╭──

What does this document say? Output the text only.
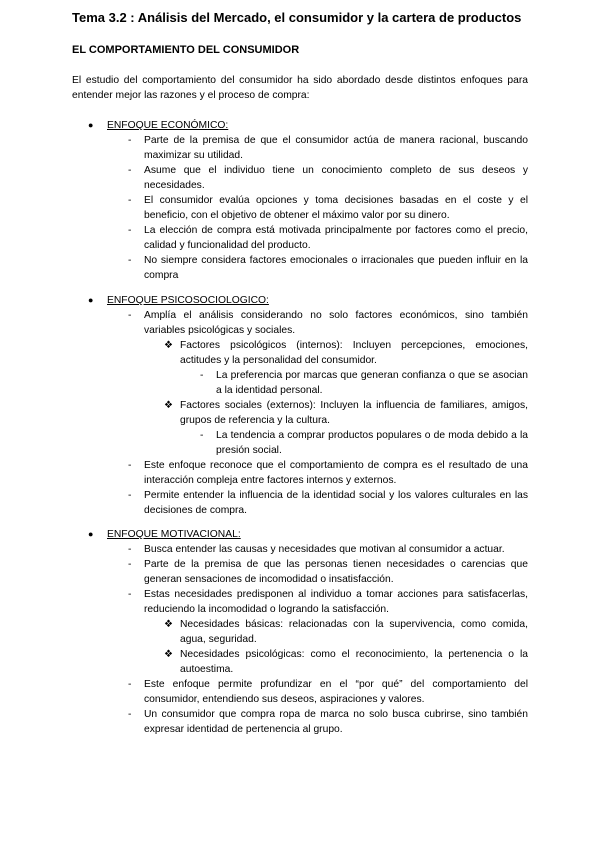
Tema 3.2 : Análisis del Mercado, el consumidor y la cartera de productos
EL COMPORTAMIENTO DEL CONSUMIDOR
El estudio del comportamiento del consumidor ha sido abordado desde distintos enfoques para entender mejor las razones y el proceso de compra:
● ENFOQUE ECONÓMICO:
- Parte de la premisa de que el consumidor actúa de manera racional, buscando maximizar su utilidad.
- Asume que el individuo tiene un conocimiento completo de sus deseos y necesidades.
- El consumidor evalúa opciones y toma decisiones basadas en el coste y el beneficio, con el objetivo de obtener el máximo valor por su dinero.
- La elección de compra está motivada principalmente por factores como el precio, calidad y funcionalidad del producto.
- No siempre considera factores emocionales o irracionales que pueden influir en la compra
● ENFOQUE PSICOSOCIOLOGICO:
- Amplía el análisis considerando no solo factores económicos, sino también variables psicológicas y sociales.
❖ Factores psicológicos (internos): Incluyen percepciones, emociones, actitudes y la personalidad del consumidor.
- La preferencia por marcas que generan confianza o que se asocian a la identidad personal.
❖ Factores sociales (externos): Incluyen la influencia de familiares, amigos, grupos de referencia y la cultura.
- La tendencia a comprar productos populares o de moda debido a la presión social.
- Este enfoque reconoce que el comportamiento de compra es el resultado de una interacción compleja entre factores internos y externos.
- Permite entender la influencia de la identidad social y los valores culturales en las decisiones de compra.
● ENFOQUE MOTIVACIONAL:
- Busca entender las causas y necesidades que motivan al consumidor a actuar.
- Parte de la premisa de que las personas tienen necesidades o carencias que generan sensaciones de incomodidad o insatisfacción.
- Estas necesidades predisponen al individuo a tomar acciones para satisfacerlas, reduciendo la incomodidad o logrando la satisfacción.
❖ Necesidades básicas: relacionadas con la supervivencia, como comida, agua, seguridad.
❖ Necesidades psicológicas: como el reconocimiento, la pertenencia o la autoestima.
- Este enfoque permite profundizar en el “por qué” del comportamiento del consumidor, entendiendo sus deseos, aspiraciones y valores.
- Un consumidor que compra ropa de marca no solo busca cubrirse, sino también expresar identidad de pertenencia al grupo.
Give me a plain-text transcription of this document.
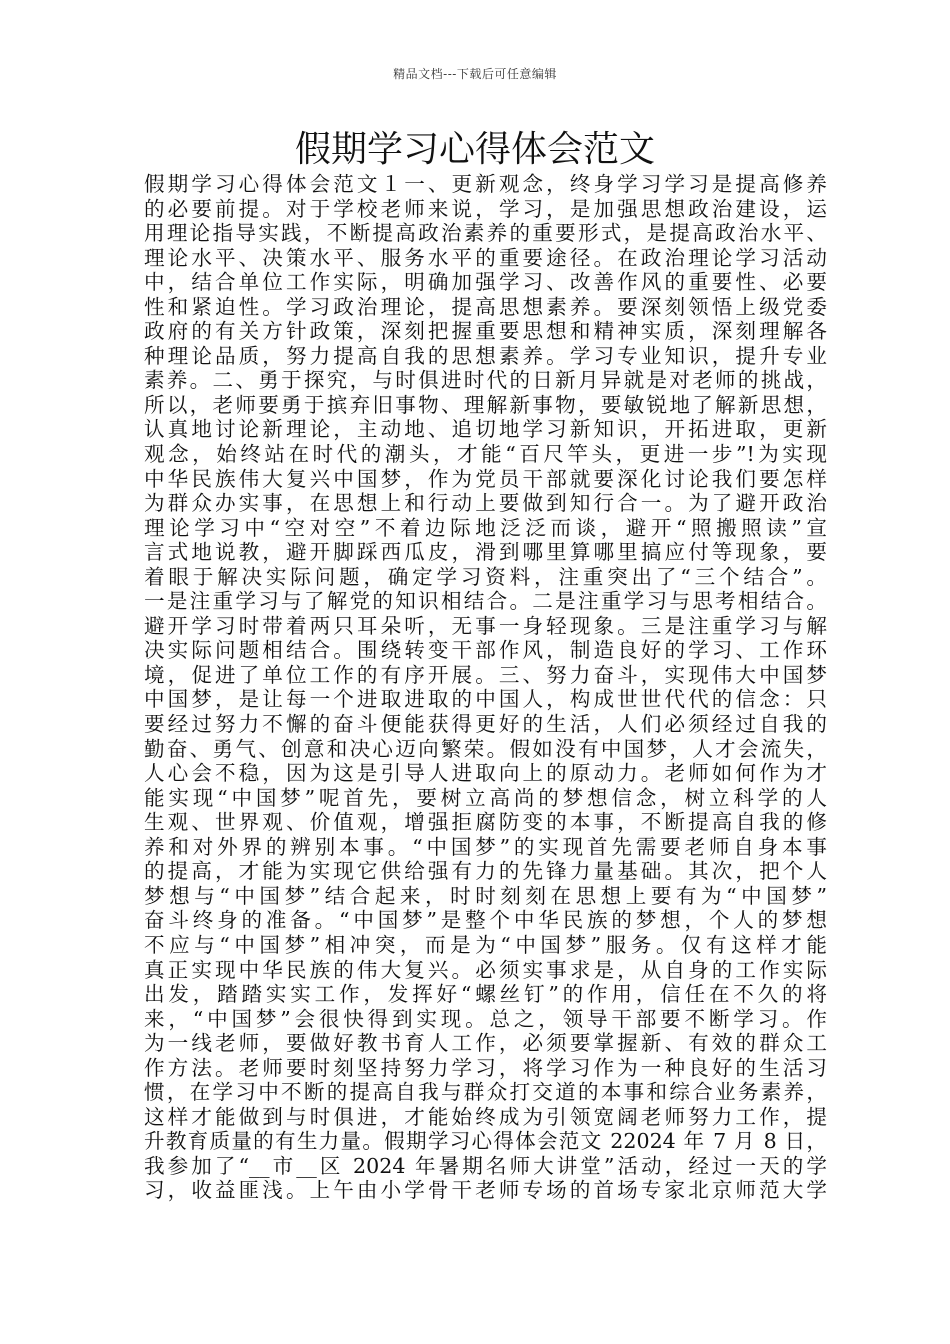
精品文档---下载后可任意编辑
假期学习心得体会范文
假期学习心得体会范文１一、更新观念，终身学习学习是提高修养
的必要前提。对于学校老师来说，学习，是加强思想政治建设，运
用理论指导实践，不断提高政治素养的重要形式，是提高政治水平、
理论水平、决策水平、服务水平的重要途径。在政治理论学习活动
中，结合单位工作实际，明确加强学习、改善作风的重要性、必要
性和紧迫性。学习政治理论，提高思想素养。要深刻领悟上级党委
政府的有关方针政策，深刻把握重要思想和精神实质，深刻理解各
种理论品质，努力提高自我的思想素养。学习专业知识，提升专业
素养。二、勇于探究，与时俱进时代的日新月异就是对老师的挑战，
所以，老师要勇于摈弃旧事物、理解新事物，要敏锐地了解新思想，
认真地讨论新理论，主动地、追切地学习新知识，开拓进取，更新
观念，始终站在时代的潮头，才能“百尺竿头，更进一步”!为实现
中华民族伟大复兴中国梦，作为党员干部就要深化讨论我们要怎样
为群众办实事，在思想上和行动上要做到知行合一。为了避开政治
理论学习中“空对空”不着边际地泛泛而谈，避开“照搬照读”宣
言式地说教，避开脚踩西瓜皮，滑到哪里算哪里搞应付等现象，要
着眼于解决实际问题，确定学习资料，注重突出了“三个结合”。
一是注重学习与了解党的知识相结合。二是注重学习与思考相结合。
避开学习时带着两只耳朵听，无事一身轻现象。三是注重学习与解
决实际问题相结合。围绕转变干部作风，制造良好的学习、工作环
境，促进了单位工作的有序开展。三、努力奋斗，实现伟大中国梦
中国梦，是让每一个进取进取的中国人，构成世世代代的信念：只
要经过努力不懈的奋斗便能获得更好的生活，人们必须经过自我的
勤奋、勇气、创意和决心迈向繁荣。假如没有中国梦，人才会流失，
人心会不稳，因为这是引导人进取向上的原动力。老师如何作为才
能实现“中国梦”呢首先，要树立高尚的梦想信念，树立科学的人
生观、世界观、价值观，增强拒腐防变的本事，不断提高自我的修
养和对外界的辨别本事。“中国梦”的实现首先需要老师自身本事
的提高，才能为实现它供给强有力的先锋力量基础。其次，把个人
梦想与“中国梦”结合起来，时时刻刻在思想上要有为“中国梦”
奋斗终身的准备。“中国梦”是整个中华民族的梦想，个人的梦想
不应与“中国梦”相冲突，而是为“中国梦”服务。仅有这样才能
真正实现中华民族的伟大复兴。必须实事求是，从自身的工作实际
出发，踏踏实实工作，发挥好“螺丝钉”的作用，信任在不久的将
来，“中国梦”会很快得到实现。总之，领导干部要不断学习。作
为一线老师，要做好教书育人工作，必须要掌握新、有效的群众工
作方法。老师要时刻坚持努力学习，将学习作为一种良好的生活习
惯，在学习中不断的提高自我与群众打交道的本事和综合业务素养，
这样才能做到与时俱进，才能始终成为引领宽阔老师努力工作，提
升教育质量的有生力量。假期学习心得体会范文 22024 年 7 月 8 日，
我参加了“__市__区 2024 年暑期名师大讲堂”活动，经过一天的学
习，收益匪浅。上午由小学骨干老师专场的首场专家北京师范大学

╰──

Given request: Except for the pictures, print the data above exactly.

Task response:
What does this document say? Output the text only.
Tema 3.2 : Análisis del Mercado, el consumidor y la cartera de productos
EL COMPORTAMIENTO DEL CONSUMIDOR
El estudio del comportamiento del consumidor ha sido abordado desde distintos enfoques para entender mejor las razones y el proceso de compra:
● ENFOQUE ECONÓMICO:
- Parte de la premisa de que el consumidor actúa de manera racional, buscando maximizar su utilidad.
- Asume que el individuo tiene un conocimiento completo de sus deseos y necesidades.
- El consumidor evalúa opciones y toma decisiones basadas en el coste y el beneficio, con el objetivo de obtener el máximo valor por su dinero.
- La elección de compra está motivada principalmente por factores como el precio, calidad y funcionalidad del producto.
- No siempre considera factores emocionales o irracionales que pueden influir en la compra
● ENFOQUE PSICOSOCIOLOGICO:
- Amplía el análisis considerando no solo factores económicos, sino también variables psicológicas y sociales.
❖ Factores psicológicos (internos): Incluyen percepciones, emociones, actitudes y la personalidad del consumidor.
- La preferencia por marcas que generan confianza o que se asocian a la identidad personal.
❖ Factores sociales (externos): Incluyen la influencia de familiares, amigos, grupos de referencia y la cultura.
- La tendencia a comprar productos populares o de moda debido a la presión social.
- Este enfoque reconoce que el comportamiento de compra es el resultado de una interacción compleja entre factores internos y externos.
- Permite entender la influencia de la identidad social y los valores culturales en las decisiones de compra.
● ENFOQUE MOTIVACIONAL:
- Busca entender las causas y necesidades que motivan al consumidor a actuar.
- Parte de la premisa de que las personas tienen necesidades o carencias que generan sensaciones de incomodidad o insatisfacción.
- Estas necesidades predisponen al individuo a tomar acciones para satisfacerlas, reduciendo la incomodidad o logrando la satisfacción.
❖ Necesidades básicas: relacionadas con la supervivencia, como comida, agua, seguridad.
❖ Necesidades psicológicas: como el reconocimiento, la pertenencia o la autoestima.
- Este enfoque permite profundizar en el “por qué” del comportamiento del consumidor, entendiendo sus deseos, aspiraciones y valores.
- Un consumidor que compra ropa de marca no solo busca cubrirse, sino también expresar identidad de pertenencia al grupo.
Give me a plain-text transcription of this document.
精品文档---下载后可任意编辑
假期学习心得体会范文
假期学习心得体会范文１一、更新观念，终身学习学习是提高修养
的必要前提。对于学校老师来说，学习，是加强思想政治建设，运
用理论指导实践，不断提高政治素养的重要形式，是提高政治水平、
理论水平、决策水平、服务水平的重要途径。在政治理论学习活动
中，结合单位工作实际，明确加强学习、改善作风的重要性、必要
性和紧迫性。学习政治理论，提高思想素养。要深刻领悟上级党委
政府的有关方针政策，深刻把握重要思想和精神实质，深刻理解各
种理论品质，努力提高自我的思想素养。学习专业知识，提升专业
素养。二、勇于探究，与时俱进时代的日新月异就是对老师的挑战，
所以，老师要勇于摈弃旧事物、理解新事物，要敏锐地了解新思想，
认真地讨论新理论，主动地、追切地学习新知识，开拓进取，更新
观念，始终站在时代的潮头，才能“百尺竿头，更进一步”!为实现
中华民族伟大复兴中国梦，作为党员干部就要深化讨论我们要怎样
为群众办实事，在思想上和行动上要做到知行合一。为了避开政治
理论学习中“空对空”不着边际地泛泛而谈，避开“照搬照读”宣
言式地说教，避开脚踩西瓜皮，滑到哪里算哪里搞应付等现象，要
着眼于解决实际问题，确定学习资料，注重突出了“三个结合”。
一是注重学习与了解党的知识相结合。二是注重学习与思考相结合。
避开学习时带着两只耳朵听，无事一身轻现象。三是注重学习与解
决实际问题相结合。围绕转变干部作风，制造良好的学习、工作环
境，促进了单位工作的有序开展。三、努力奋斗，实现伟大中国梦
中国梦，是让每一个进取进取的中国人，构成世世代代的信念：只
要经过努力不懈的奋斗便能获得更好的生活，人们必须经过自我的
勤奋、勇气、创意和决心迈向繁荣。假如没有中国梦，人才会流失，
人心会不稳，因为这是引导人进取向上的原动力。老师如何作为才
能实现“中国梦”呢首先，要树立高尚的梦想信念，树立科学的人
生观、世界观、价值观，增强拒腐防变的本事，不断提高自我的修
养和对外界的辨别本事。“中国梦”的实现首先需要老师自身本事
的提高，才能为实现它供给强有力的先锋力量基础。其次，把个人
梦想与“中国梦”结合起来，时时刻刻在思想上要有为“中国梦”
奋斗终身的准备。“中国梦”是整个中华民族的梦想，个人的梦想
不应与“中国梦”相冲突，而是为“中国梦”服务。仅有这样才能
真正实现中华民族的伟大复兴。必须实事求是，从自身的工作实际
出发，踏踏实实工作，发挥好“螺丝钉”的作用，信任在不久的将
来，“中国梦”会很快得到实现。总之，领导干部要不断学习。作
为一线老师，要做好教书育人工作，必须要掌握新、有效的群众工
作方法。老师要时刻坚持努力学习，将学习作为一种良好的生活习
惯，在学习中不断的提高自我与群众打交道的本事和综合业务素养，
这样才能做到与时俱进，才能始终成为引领宽阔老师努力工作，提
升教育质量的有生力量。假期学习心得体会范文 22024 年 7 月 8 日，
我参加了“__市__区 2024 年暑期名师大讲堂”活动，经过一天的学
习，收益匪浅。上午由小学骨干老师专场的首场专家北京师范大学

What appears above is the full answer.